#### [Short task]
Scan the listing and work out how many lines contain the word "oscuridad". Nothing but the number should be given.

#### [Some records]
--------------------------------------------------

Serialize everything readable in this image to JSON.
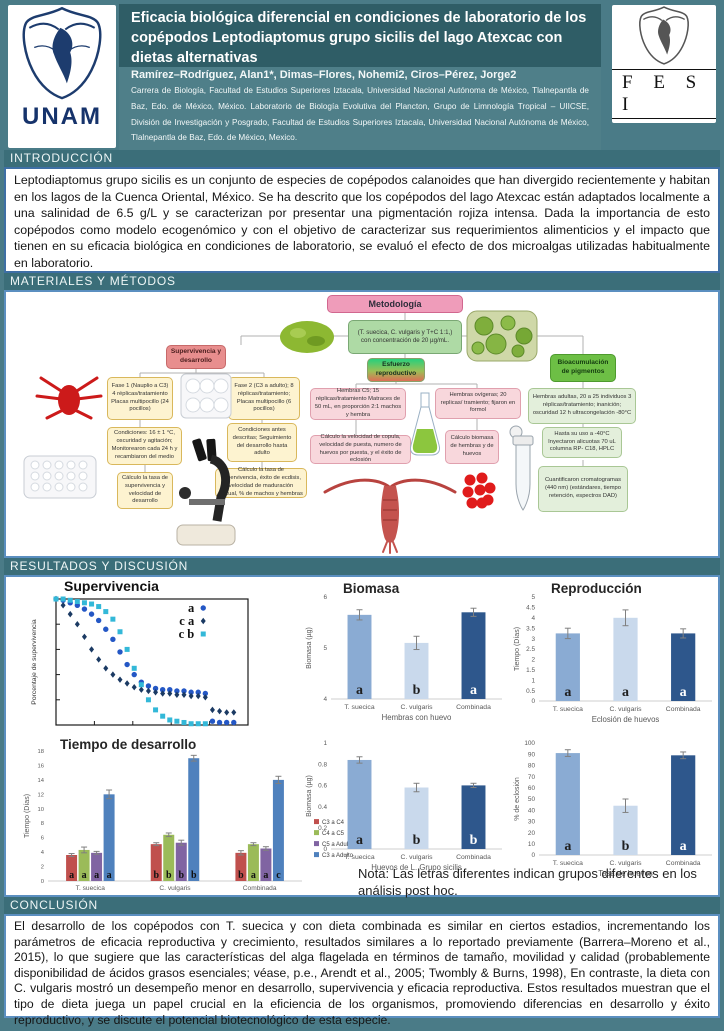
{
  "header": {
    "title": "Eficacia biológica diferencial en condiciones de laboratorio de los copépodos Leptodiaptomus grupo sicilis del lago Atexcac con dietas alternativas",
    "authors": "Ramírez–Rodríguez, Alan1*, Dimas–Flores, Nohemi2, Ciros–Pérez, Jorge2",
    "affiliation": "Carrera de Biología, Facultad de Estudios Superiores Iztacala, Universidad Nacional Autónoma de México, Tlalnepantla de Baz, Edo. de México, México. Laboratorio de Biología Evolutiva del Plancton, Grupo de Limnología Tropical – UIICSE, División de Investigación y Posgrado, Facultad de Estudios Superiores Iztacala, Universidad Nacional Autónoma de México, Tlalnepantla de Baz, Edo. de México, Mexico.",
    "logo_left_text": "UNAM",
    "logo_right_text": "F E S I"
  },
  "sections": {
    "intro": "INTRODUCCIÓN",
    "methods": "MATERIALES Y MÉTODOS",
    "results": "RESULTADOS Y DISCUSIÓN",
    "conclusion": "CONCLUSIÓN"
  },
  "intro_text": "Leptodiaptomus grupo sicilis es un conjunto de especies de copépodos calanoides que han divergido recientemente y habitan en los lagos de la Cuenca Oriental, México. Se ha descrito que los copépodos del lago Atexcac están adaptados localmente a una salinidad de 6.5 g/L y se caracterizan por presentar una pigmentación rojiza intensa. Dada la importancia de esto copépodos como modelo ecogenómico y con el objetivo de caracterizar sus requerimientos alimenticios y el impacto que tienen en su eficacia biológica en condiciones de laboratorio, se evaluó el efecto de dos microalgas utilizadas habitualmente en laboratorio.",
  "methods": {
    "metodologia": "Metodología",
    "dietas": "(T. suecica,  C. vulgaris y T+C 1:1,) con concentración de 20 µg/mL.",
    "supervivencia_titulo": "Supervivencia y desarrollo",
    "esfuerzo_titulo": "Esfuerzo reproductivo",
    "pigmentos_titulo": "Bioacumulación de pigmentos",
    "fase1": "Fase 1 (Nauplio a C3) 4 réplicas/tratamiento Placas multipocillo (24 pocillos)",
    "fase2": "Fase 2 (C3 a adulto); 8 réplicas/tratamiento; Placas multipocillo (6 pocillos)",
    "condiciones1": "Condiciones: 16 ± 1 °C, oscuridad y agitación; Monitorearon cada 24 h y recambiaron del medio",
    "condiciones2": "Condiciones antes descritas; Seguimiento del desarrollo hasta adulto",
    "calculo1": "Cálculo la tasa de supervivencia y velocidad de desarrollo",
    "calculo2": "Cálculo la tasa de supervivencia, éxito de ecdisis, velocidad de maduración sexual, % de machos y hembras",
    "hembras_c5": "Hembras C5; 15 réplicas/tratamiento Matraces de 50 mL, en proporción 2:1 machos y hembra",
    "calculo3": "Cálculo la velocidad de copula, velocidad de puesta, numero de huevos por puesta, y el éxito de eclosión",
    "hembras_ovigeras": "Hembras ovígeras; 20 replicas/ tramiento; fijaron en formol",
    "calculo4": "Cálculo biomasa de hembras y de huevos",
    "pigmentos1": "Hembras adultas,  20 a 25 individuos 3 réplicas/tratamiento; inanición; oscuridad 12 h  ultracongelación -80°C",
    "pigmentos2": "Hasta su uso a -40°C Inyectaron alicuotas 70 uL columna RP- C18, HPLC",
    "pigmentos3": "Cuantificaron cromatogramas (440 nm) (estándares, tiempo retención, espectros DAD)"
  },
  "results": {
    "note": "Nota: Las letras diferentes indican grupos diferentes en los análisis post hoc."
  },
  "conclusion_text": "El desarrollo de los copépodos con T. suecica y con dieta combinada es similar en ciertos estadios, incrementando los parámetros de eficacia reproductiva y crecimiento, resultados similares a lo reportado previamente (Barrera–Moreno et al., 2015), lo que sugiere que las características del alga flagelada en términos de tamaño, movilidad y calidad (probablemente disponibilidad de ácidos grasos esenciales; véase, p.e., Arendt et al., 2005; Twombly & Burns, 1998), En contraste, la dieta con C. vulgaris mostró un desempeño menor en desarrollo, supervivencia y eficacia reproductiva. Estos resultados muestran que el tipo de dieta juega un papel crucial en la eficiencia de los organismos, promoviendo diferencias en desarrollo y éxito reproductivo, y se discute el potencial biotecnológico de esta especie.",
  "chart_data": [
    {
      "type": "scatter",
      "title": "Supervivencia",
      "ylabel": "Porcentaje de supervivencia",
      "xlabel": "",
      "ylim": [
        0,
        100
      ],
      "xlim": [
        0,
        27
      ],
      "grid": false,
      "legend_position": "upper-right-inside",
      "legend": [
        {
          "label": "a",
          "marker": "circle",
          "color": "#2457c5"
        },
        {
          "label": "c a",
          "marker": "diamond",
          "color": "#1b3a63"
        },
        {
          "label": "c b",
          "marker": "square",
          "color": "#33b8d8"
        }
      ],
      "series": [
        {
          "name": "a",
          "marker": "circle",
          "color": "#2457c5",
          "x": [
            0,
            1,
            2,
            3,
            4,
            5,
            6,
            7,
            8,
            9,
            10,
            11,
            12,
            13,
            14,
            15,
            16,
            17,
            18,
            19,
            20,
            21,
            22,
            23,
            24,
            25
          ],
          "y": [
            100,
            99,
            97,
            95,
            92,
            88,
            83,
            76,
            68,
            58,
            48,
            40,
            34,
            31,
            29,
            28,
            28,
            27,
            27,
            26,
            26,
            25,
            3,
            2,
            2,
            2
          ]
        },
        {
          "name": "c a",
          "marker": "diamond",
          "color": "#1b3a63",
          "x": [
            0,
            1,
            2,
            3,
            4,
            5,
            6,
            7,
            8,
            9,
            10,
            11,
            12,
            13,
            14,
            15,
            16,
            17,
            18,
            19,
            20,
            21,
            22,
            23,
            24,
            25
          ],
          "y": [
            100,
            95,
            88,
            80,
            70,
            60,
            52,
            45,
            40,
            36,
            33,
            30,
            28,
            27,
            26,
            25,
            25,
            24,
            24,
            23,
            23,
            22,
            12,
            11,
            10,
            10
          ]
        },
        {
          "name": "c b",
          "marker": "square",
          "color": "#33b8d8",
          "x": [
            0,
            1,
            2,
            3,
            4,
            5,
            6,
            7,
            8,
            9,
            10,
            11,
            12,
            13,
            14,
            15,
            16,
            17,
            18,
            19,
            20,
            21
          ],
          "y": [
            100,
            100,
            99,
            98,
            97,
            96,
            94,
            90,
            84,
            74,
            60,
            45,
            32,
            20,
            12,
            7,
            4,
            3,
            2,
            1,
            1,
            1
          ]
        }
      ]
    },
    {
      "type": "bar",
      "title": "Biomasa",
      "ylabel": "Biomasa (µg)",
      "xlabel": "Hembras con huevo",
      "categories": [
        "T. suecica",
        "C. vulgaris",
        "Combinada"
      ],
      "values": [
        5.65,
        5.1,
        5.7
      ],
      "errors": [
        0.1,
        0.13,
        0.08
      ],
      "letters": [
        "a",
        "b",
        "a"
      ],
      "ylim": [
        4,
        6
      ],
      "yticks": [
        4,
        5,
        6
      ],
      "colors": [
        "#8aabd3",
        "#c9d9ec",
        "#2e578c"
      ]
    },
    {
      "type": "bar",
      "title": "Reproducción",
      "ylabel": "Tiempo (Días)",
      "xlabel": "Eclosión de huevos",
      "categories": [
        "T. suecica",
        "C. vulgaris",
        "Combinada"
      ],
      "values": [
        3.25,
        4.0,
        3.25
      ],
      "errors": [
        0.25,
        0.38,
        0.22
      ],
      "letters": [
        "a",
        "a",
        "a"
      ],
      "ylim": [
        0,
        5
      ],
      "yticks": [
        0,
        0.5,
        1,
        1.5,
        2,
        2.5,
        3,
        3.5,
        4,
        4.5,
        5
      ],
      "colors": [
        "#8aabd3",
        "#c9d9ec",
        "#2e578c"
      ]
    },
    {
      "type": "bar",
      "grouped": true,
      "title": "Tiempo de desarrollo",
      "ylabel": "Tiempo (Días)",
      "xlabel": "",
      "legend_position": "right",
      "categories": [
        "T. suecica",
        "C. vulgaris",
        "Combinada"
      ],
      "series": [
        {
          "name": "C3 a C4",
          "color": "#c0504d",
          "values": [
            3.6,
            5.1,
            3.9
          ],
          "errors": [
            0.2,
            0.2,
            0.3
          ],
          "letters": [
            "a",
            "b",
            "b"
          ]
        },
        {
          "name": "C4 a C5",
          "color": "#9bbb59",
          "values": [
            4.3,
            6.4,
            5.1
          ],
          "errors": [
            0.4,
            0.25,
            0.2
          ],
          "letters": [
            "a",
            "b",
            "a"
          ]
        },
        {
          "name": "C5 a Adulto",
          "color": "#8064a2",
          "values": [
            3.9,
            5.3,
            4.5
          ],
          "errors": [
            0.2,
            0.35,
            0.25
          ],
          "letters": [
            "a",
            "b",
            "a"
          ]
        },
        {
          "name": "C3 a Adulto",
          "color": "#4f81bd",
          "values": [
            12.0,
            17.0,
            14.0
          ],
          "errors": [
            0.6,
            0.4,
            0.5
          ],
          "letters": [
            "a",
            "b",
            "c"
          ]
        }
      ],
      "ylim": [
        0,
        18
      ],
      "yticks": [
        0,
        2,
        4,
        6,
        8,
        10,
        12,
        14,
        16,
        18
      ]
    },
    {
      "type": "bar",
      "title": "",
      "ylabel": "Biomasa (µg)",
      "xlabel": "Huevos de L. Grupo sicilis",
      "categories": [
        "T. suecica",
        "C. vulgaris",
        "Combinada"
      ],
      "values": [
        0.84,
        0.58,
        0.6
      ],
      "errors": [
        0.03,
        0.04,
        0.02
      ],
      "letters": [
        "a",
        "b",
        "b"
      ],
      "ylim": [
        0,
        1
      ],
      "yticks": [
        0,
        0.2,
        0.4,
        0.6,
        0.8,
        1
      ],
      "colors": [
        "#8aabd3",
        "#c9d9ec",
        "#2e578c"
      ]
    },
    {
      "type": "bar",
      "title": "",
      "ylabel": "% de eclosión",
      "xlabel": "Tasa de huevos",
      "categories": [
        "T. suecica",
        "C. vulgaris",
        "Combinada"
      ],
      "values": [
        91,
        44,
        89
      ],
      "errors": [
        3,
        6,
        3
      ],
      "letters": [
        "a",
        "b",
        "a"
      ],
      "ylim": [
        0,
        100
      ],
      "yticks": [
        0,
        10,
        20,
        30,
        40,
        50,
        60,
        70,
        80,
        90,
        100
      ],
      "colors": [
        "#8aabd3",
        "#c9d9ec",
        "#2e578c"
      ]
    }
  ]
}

--------------------------------------------------

#### [Exercise response]
2